What you will do
Please print the full listing exactly.

┌──

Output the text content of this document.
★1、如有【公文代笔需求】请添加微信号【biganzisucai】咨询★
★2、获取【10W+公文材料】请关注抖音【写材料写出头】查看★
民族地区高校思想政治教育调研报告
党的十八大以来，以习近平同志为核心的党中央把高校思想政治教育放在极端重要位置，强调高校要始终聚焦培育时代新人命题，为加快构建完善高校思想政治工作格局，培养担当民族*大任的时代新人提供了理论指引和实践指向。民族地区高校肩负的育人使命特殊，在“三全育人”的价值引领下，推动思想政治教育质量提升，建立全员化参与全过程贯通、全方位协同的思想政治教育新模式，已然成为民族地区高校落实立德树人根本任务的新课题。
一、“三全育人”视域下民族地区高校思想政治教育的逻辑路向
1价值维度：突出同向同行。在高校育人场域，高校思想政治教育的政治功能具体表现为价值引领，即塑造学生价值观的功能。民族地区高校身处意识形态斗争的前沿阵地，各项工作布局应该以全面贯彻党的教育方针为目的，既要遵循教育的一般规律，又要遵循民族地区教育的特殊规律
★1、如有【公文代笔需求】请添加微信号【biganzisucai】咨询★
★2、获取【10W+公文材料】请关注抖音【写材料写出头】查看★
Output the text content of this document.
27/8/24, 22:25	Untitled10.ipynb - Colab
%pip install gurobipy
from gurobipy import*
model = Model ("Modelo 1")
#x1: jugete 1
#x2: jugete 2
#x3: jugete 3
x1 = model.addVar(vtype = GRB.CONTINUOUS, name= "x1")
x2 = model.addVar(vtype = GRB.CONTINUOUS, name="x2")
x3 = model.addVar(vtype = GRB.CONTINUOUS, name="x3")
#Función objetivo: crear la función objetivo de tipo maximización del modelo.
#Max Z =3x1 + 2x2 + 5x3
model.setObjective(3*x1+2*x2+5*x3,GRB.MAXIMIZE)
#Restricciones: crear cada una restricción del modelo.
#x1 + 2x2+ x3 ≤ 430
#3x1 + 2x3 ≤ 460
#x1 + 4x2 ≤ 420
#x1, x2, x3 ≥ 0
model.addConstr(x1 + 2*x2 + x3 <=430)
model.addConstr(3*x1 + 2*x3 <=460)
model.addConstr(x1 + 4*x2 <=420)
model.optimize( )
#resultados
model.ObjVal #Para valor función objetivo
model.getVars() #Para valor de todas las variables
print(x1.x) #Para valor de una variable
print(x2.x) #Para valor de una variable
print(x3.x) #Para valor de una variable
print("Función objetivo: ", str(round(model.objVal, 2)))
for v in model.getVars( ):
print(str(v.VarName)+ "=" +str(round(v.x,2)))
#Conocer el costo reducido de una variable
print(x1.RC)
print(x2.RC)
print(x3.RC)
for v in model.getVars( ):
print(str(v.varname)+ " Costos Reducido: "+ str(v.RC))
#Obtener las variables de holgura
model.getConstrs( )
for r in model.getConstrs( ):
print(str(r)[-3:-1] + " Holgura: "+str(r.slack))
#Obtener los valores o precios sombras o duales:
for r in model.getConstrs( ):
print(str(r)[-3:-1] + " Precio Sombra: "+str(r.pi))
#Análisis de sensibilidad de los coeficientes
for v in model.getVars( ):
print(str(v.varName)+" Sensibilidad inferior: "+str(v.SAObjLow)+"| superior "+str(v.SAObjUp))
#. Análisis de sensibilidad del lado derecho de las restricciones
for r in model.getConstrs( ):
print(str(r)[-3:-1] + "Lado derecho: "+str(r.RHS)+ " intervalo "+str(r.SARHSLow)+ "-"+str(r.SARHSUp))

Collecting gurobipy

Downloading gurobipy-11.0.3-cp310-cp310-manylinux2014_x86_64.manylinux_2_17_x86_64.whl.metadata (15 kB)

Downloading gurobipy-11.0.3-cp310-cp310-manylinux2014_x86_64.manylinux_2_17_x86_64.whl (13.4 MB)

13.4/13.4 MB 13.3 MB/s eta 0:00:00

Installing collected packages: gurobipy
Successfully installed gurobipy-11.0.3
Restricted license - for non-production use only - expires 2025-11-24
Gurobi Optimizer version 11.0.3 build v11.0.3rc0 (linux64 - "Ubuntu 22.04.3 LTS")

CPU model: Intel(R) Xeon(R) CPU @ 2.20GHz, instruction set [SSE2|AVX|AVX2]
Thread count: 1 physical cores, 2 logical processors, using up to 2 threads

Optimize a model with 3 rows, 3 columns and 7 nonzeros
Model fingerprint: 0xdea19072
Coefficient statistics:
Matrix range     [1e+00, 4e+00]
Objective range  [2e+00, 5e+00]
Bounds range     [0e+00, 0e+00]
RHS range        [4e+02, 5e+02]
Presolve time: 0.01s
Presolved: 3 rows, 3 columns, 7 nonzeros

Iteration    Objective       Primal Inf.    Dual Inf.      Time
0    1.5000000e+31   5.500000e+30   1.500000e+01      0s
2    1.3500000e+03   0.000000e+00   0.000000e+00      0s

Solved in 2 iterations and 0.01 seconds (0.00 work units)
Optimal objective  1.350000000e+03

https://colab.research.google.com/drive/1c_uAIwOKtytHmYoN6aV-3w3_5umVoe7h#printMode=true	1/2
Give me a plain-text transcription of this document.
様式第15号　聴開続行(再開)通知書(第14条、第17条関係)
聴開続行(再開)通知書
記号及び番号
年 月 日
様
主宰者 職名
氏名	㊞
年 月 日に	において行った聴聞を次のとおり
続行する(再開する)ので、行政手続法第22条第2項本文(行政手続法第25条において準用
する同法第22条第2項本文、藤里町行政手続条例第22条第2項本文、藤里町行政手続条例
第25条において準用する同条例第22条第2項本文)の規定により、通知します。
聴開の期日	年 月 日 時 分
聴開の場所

└──

Exercise response
Output the text content of this document.
★1、如有【公文代笔需求】请添加微信号【biganzisucai】咨询★
★2、获取【10W+公文材料】请关注抖音【写材料写出头】查看★
民族地区高校思想政治教育调研报告
党的十八大以来，以习近平同志为核心的党中央把高校思想政治教育放在极端重要位置，强调高校要始终聚焦培育时代新人命题，为加快构建完善高校思想政治工作格局，培养担当民族*大任的时代新人提供了理论指引和实践指向。民族地区高校肩负的育人使命特殊，在“三全育人”的价值引领下，推动思想政治教育质量提升，建立全员化参与全过程贯通、全方位协同的思想政治教育新模式，已然成为民族地区高校落实立德树人根本任务的新课题。
一、“三全育人”视域下民族地区高校思想政治教育的逻辑路向
1价值维度：突出同向同行。在高校育人场域，高校思想政治教育的政治功能具体表现为价值引领，即塑造学生价值观的功能。民族地区高校身处意识形态斗争的前沿阵地，各项工作布局应该以全面贯彻党的教育方针为目的，既要遵循教育的一般规律，又要遵循民族地区教育的特殊规律
★1、如有【公文代笔需求】请添加微信号【biganzisucai】咨询★
★2、获取【10W+公文材料】请关注抖音【写材料写出头】查看★
Output the text content of this document.
27/8/24, 22:25	Untitled10.ipynb - Colab
%pip install gurobipy
from gurobipy import*
model = Model ("Modelo 1")
#x1: jugete 1
#x2: jugete 2
#x3: jugete 3
x1 = model.addVar(vtype = GRB.CONTINUOUS, name= "x1")
x2 = model.addVar(vtype = GRB.CONTINUOUS, name="x2")
x3 = model.addVar(vtype = GRB.CONTINUOUS, name="x3")
#Función objetivo: crear la función objetivo de tipo maximización del modelo.
#Max Z =3x1 + 2x2 + 5x3
model.setObjective(3*x1+2*x2+5*x3,GRB.MAXIMIZE)
#Restricciones: crear cada una restricción del modelo.
#x1 + 2x2+ x3 ≤ 430
#3x1 + 2x3 ≤ 460
#x1 + 4x2 ≤ 420
#x1, x2, x3 ≥ 0
model.addConstr(x1 + 2*x2 + x3 <=430)
model.addConstr(3*x1 + 2*x3 <=460)
model.addConstr(x1 + 4*x2 <=420)
model.optimize( )
#resultados
model.ObjVal #Para valor función objetivo
model.getVars() #Para valor de todas las variables
print(x1.x) #Para valor de una variable
print(x2.x) #Para valor de una variable
print(x3.x) #Para valor de una variable
print("Función objetivo: ", str(round(model.objVal, 2)))
for v in model.getVars( ):
print(str(v.VarName)+ "=" +str(round(v.x,2)))
#Conocer el costo reducido de una variable
print(x1.RC)
print(x2.RC)
print(x3.RC)
for v in model.getVars( ):
print(str(v.varname)+ " Costos Reducido: "+ str(v.RC))
#Obtener las variables de holgura
model.getConstrs( )
for r in model.getConstrs( ):
print(str(r)[-3:-1] + " Holgura: "+str(r.slack))
#Obtener los valores o precios sombras o duales:
for r in model.getConstrs( ):
print(str(r)[-3:-1] + " Precio Sombra: "+str(r.pi))
#Análisis de sensibilidad de los coeficientes
for v in model.getVars( ):
print(str(v.varName)+" Sensibilidad inferior: "+str(v.SAObjLow)+"| superior "+str(v.SAObjUp))
#. Análisis de sensibilidad del lado derecho de las restricciones
for r in model.getConstrs( ):
print(str(r)[-3:-1] + "Lado derecho: "+str(r.RHS)+ " intervalo "+str(r.SARHSLow)+ "-"+str(r.SARHSUp))

Collecting gurobipy

Downloading gurobipy-11.0.3-cp310-cp310-manylinux2014_x86_64.manylinux_2_17_x86_64.whl.metadata (15 kB)

Downloading gurobipy-11.0.3-cp310-cp310-manylinux2014_x86_64.manylinux_2_17_x86_64.whl (13.4 MB)

13.4/13.4 MB 13.3 MB/s eta 0:00:00

Installing collected packages: gurobipy
Successfully installed gurobipy-11.0.3
Restricted license - for non-production use only - expires 2025-11-24
Gurobi Optimizer version 11.0.3 build v11.0.3rc0 (linux64 - "Ubuntu 22.04.3 LTS")

CPU model: Intel(R) Xeon(R) CPU @ 2.20GHz, instruction set [SSE2|AVX|AVX2]
Thread count: 1 physical cores, 2 logical processors, using up to 2 threads

Optimize a model with 3 rows, 3 columns and 7 nonzeros
Model fingerprint: 0xdea19072
Coefficient statistics:
Matrix range     [1e+00, 4e+00]
Objective range  [2e+00, 5e+00]
Bounds range     [0e+00, 0e+00]
RHS range        [4e+02, 5e+02]
Presolve time: 0.01s
Presolved: 3 rows, 3 columns, 7 nonzeros

Iteration    Objective       Primal Inf.    Dual Inf.      Time
0    1.5000000e+31   5.500000e+30   1.500000e+01      0s
2    1.3500000e+03   0.000000e+00   0.000000e+00      0s

Solved in 2 iterations and 0.01 seconds (0.00 work units)
Optimal objective  1.350000000e+03

https://colab.research.google.com/drive/1c_uAIwOKtytHmYoN6aV-3w3_5umVoe7h#printMode=true	1/2
Give me a plain-text transcription of this document.
様式第15号　聴開続行(再開)通知書(第14条、第17条関係)
聴開続行(再開)通知書
記号及び番号
年 月 日
様
主宰者 職名
氏名	㊞
年 月 日に	において行った聴聞を次のとおり
続行する(再開する)ので、行政手続法第22条第2項本文(行政手続法第25条において準用
する同法第22条第2項本文、藤里町行政手続条例第22条第2項本文、藤里町行政手続条例
第25条において準用する同条例第22条第2項本文)の規定により、通知します。
聴開の期日	年 月 日 時 分
聴開の場所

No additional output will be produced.